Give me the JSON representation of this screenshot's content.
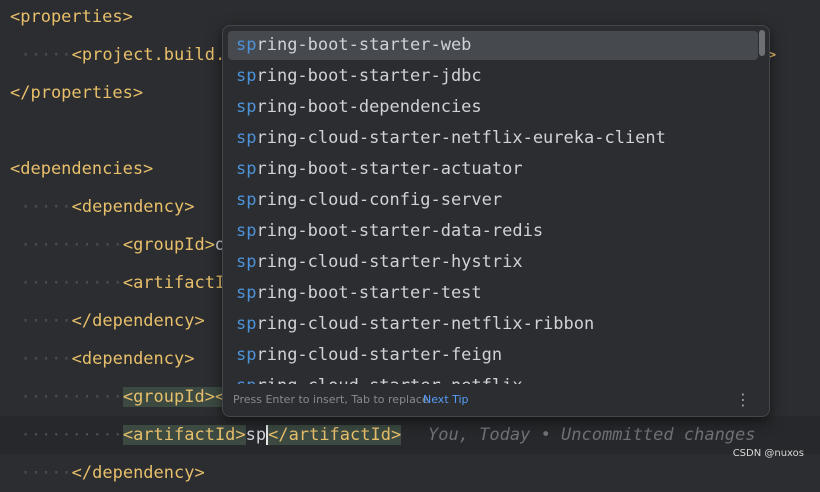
{
  "editor": {
    "lines": {
      "l1": {
        "open": "<properties>"
      },
      "l2": {
        "prefix": "<project.build.s",
        "suffix": ">"
      },
      "l3": {
        "close": "</properties>"
      },
      "l5": {
        "open": "<dependencies>"
      },
      "l6": {
        "open": "<dependency>"
      },
      "l7": {
        "tag": "<groupId>",
        "text": "org"
      },
      "l8": {
        "tag": "<artifactId>"
      },
      "l9": {
        "close": "</dependency>"
      },
      "l10": {
        "open": "<dependency>"
      },
      "l11": {
        "tag": "<groupId></"
      },
      "l12": {
        "open": "<artifactId>",
        "typed": "sp",
        "close": "</artifactId>",
        "blame": "You, Today • Uncommitted changes"
      },
      "l13": {
        "close": "</dependency>"
      }
    }
  },
  "completion": {
    "match": "sp",
    "items": [
      {
        "rest": "ring-boot-starter-web"
      },
      {
        "rest": "ring-boot-starter-jdbc"
      },
      {
        "rest": "ring-boot-dependencies"
      },
      {
        "rest": "ring-cloud-starter-netflix-eureka-client"
      },
      {
        "rest": "ring-boot-starter-actuator"
      },
      {
        "rest": "ring-cloud-config-server"
      },
      {
        "rest": "ring-boot-starter-data-redis"
      },
      {
        "rest": "ring-cloud-starter-hystrix"
      },
      {
        "rest": "ring-boot-starter-test"
      },
      {
        "rest": "ring-cloud-starter-netflix-ribbon"
      },
      {
        "rest": "ring-cloud-starter-feign"
      },
      {
        "rest": "ring-cloud-starter-netflix"
      }
    ],
    "footer": {
      "hint": "Press Enter to insert, Tab to replace",
      "next_tip": "Next Tip",
      "more_icon": "⋮"
    }
  },
  "watermark": "CSDN @nuxos"
}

* * * * * * *

Problem statement
Determine the count of lines in the data above with the string "dependencies" in them, and give that count alone.

Answer to this problem
2